>> Start
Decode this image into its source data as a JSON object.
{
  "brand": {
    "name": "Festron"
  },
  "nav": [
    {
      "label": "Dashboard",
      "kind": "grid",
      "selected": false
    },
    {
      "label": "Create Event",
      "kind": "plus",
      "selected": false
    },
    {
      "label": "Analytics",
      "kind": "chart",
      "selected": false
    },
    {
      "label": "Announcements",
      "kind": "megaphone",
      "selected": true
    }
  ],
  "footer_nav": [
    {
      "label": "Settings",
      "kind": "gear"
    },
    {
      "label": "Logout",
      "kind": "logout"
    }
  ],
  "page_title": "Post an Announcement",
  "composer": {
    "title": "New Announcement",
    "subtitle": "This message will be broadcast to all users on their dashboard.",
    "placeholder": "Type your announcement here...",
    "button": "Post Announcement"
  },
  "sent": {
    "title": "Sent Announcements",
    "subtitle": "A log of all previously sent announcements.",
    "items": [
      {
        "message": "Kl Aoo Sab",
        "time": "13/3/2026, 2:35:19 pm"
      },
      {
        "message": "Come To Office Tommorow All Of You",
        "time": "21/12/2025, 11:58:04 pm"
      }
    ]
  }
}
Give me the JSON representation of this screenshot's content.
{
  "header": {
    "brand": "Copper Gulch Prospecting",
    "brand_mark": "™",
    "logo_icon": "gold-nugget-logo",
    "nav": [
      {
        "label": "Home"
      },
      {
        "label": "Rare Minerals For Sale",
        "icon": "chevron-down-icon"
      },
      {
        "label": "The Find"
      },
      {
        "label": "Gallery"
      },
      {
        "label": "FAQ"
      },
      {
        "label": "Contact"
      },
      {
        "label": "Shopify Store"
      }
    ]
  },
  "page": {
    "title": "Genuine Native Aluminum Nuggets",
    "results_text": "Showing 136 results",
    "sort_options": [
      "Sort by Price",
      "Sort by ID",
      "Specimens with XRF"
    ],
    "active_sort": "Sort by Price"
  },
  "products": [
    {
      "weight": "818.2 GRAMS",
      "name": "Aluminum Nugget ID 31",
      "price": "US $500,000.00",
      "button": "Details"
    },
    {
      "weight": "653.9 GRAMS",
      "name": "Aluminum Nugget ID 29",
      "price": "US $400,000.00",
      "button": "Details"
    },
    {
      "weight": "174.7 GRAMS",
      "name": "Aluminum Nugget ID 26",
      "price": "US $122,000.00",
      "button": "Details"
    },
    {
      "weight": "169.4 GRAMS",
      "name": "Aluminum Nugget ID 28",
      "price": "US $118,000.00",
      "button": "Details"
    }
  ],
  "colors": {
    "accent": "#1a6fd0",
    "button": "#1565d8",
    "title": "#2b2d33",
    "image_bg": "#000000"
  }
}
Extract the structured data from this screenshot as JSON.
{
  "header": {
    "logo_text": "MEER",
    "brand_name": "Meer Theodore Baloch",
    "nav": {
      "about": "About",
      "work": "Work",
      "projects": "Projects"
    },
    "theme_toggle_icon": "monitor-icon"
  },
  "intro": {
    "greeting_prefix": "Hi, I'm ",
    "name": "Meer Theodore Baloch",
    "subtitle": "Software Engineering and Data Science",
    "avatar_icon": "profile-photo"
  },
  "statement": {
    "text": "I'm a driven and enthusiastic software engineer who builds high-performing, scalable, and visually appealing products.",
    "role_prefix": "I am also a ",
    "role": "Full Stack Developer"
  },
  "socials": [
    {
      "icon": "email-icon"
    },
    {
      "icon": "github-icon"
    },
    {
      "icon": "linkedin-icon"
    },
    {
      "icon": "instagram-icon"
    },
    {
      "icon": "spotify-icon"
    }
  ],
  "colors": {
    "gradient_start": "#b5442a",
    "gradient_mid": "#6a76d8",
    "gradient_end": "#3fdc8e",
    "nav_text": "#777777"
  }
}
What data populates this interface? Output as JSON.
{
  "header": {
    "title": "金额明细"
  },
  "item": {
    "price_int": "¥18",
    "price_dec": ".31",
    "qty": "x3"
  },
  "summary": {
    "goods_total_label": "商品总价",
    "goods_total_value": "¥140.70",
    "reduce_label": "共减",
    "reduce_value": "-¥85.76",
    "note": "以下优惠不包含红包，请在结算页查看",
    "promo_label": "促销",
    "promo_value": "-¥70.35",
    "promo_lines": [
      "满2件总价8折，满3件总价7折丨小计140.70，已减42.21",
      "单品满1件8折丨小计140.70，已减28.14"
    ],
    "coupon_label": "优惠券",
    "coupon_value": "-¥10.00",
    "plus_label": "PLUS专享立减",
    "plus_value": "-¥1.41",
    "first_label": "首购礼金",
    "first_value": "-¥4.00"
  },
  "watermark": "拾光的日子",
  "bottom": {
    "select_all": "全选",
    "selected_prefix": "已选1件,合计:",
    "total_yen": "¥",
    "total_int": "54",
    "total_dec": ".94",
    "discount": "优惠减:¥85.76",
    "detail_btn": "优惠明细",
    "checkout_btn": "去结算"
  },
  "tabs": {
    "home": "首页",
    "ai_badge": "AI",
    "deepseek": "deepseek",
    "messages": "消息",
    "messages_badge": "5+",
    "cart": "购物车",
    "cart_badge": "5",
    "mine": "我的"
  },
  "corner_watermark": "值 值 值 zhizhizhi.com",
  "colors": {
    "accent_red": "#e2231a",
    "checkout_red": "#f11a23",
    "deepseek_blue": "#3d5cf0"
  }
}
>> End
# [PROBLEM DESCRIPTION]
Restate the whole listing exactly.

# [CORRECT RESULT]
Decode this image into its source data as a JSON object.
{
  "brand": {
    "name": "Festron"
  },
  "nav": [
    {
      "label": "Dashboard",
      "kind": "grid",
      "selected": false
    },
    {
      "label": "Create Event",
      "kind": "plus",
      "selected": false
    },
    {
      "label": "Analytics",
      "kind": "chart",
      "selected": false
    },
    {
      "label": "Announcements",
      "kind": "megaphone",
      "selected": true
    }
  ],
  "footer_nav": [
    {
      "label": "Settings",
      "kind": "gear"
    },
    {
      "label": "Logout",
      "kind": "logout"
    }
  ],
  "page_title": "Post an Announcement",
  "composer": {
    "title": "New Announcement",
    "subtitle": "This message will be broadcast to all users on their dashboard.",
    "placeholder": "Type your announcement here...",
    "button": "Post Announcement"
  },
  "sent": {
    "title": "Sent Announcements",
    "subtitle": "A log of all previously sent announcements.",
    "items": [
      {
        "message": "Kl Aoo Sab",
        "time": "13/3/2026, 2:35:19 pm"
      },
      {
        "message": "Come To Office Tommorow All Of You",
        "time": "21/12/2025, 11:58:04 pm"
      }
    ]
  }
}
Give me the JSON representation of this screenshot's content.
{
  "header": {
    "brand": "Copper Gulch Prospecting",
    "brand_mark": "™",
    "logo_icon": "gold-nugget-logo",
    "nav": [
      {
        "label": "Home"
      },
      {
        "label": "Rare Minerals For Sale",
        "icon": "chevron-down-icon"
      },
      {
        "label": "The Find"
      },
      {
        "label": "Gallery"
      },
      {
        "label": "FAQ"
      },
      {
        "label": "Contact"
      },
      {
        "label": "Shopify Store"
      }
    ]
  },
  "page": {
    "title": "Genuine Native Aluminum Nuggets",
    "results_text": "Showing 136 results",
    "sort_options": [
      "Sort by Price",
      "Sort by ID",
      "Specimens with XRF"
    ],
    "active_sort": "Sort by Price"
  },
  "products": [
    {
      "weight": "818.2 GRAMS",
      "name": "Aluminum Nugget ID 31",
      "price": "US $500,000.00",
      "button": "Details"
    },
    {
      "weight": "653.9 GRAMS",
      "name": "Aluminum Nugget ID 29",
      "price": "US $400,000.00",
      "button": "Details"
    },
    {
      "weight": "174.7 GRAMS",
      "name": "Aluminum Nugget ID 26",
      "price": "US $122,000.00",
      "button": "Details"
    },
    {
      "weight": "169.4 GRAMS",
      "name": "Aluminum Nugget ID 28",
      "price": "US $118,000.00",
      "button": "Details"
    }
  ],
  "colors": {
    "accent": "#1a6fd0",
    "button": "#1565d8",
    "title": "#2b2d33",
    "image_bg": "#000000"
  }
}
Extract the structured data from this screenshot as JSON.
{
  "header": {
    "logo_text": "MEER",
    "brand_name": "Meer Theodore Baloch",
    "nav": {
      "about": "About",
      "work": "Work",
      "projects": "Projects"
    },
    "theme_toggle_icon": "monitor-icon"
  },
  "intro": {
    "greeting_prefix": "Hi, I'm ",
    "name": "Meer Theodore Baloch",
    "subtitle": "Software Engineering and Data Science",
    "avatar_icon": "profile-photo"
  },
  "statement": {
    "text": "I'm a driven and enthusiastic software engineer who builds high-performing, scalable, and visually appealing products.",
    "role_prefix": "I am also a ",
    "role": "Full Stack Developer"
  },
  "socials": [
    {
      "icon": "email-icon"
    },
    {
      "icon": "github-icon"
    },
    {
      "icon": "linkedin-icon"
    },
    {
      "icon": "instagram-icon"
    },
    {
      "icon": "spotify-icon"
    }
  ],
  "colors": {
    "gradient_start": "#b5442a",
    "gradient_mid": "#6a76d8",
    "gradient_end": "#3fdc8e",
    "nav_text": "#777777"
  }
}
What data populates this interface? Output as JSON.
{
  "header": {
    "title": "金额明细"
  },
  "item": {
    "price_int": "¥18",
    "price_dec": ".31",
    "qty": "x3"
  },
  "summary": {
    "goods_total_label": "商品总价",
    "goods_total_value": "¥140.70",
    "reduce_label": "共减",
    "reduce_value": "-¥85.76",
    "note": "以下优惠不包含红包，请在结算页查看",
    "promo_label": "促销",
    "promo_value": "-¥70.35",
    "promo_lines": [
      "满2件总价8折，满3件总价7折丨小计140.70，已减42.21",
      "单品满1件8折丨小计140.70，已减28.14"
    ],
    "coupon_label": "优惠券",
    "coupon_value": "-¥10.00",
    "plus_label": "PLUS专享立减",
    "plus_value": "-¥1.41",
    "first_label": "首购礼金",
    "first_value": "-¥4.00"
  },
  "watermark": "拾光的日子",
  "bottom": {
    "select_all": "全选",
    "selected_prefix": "已选1件,合计:",
    "total_yen": "¥",
    "total_int": "54",
    "total_dec": ".94",
    "discount": "优惠减:¥85.76",
    "detail_btn": "优惠明细",
    "checkout_btn": "去结算"
  },
  "tabs": {
    "home": "首页",
    "ai_badge": "AI",
    "deepseek": "deepseek",
    "messages": "消息",
    "messages_badge": "5+",
    "cart": "购物车",
    "cart_badge": "5",
    "mine": "我的"
  },
  "corner_watermark": "值 值 值 zhizhizhi.com",
  "colors": {
    "accent_red": "#e2231a",
    "checkout_red": "#f11a23",
    "deepseek_blue": "#3d5cf0"
  }
}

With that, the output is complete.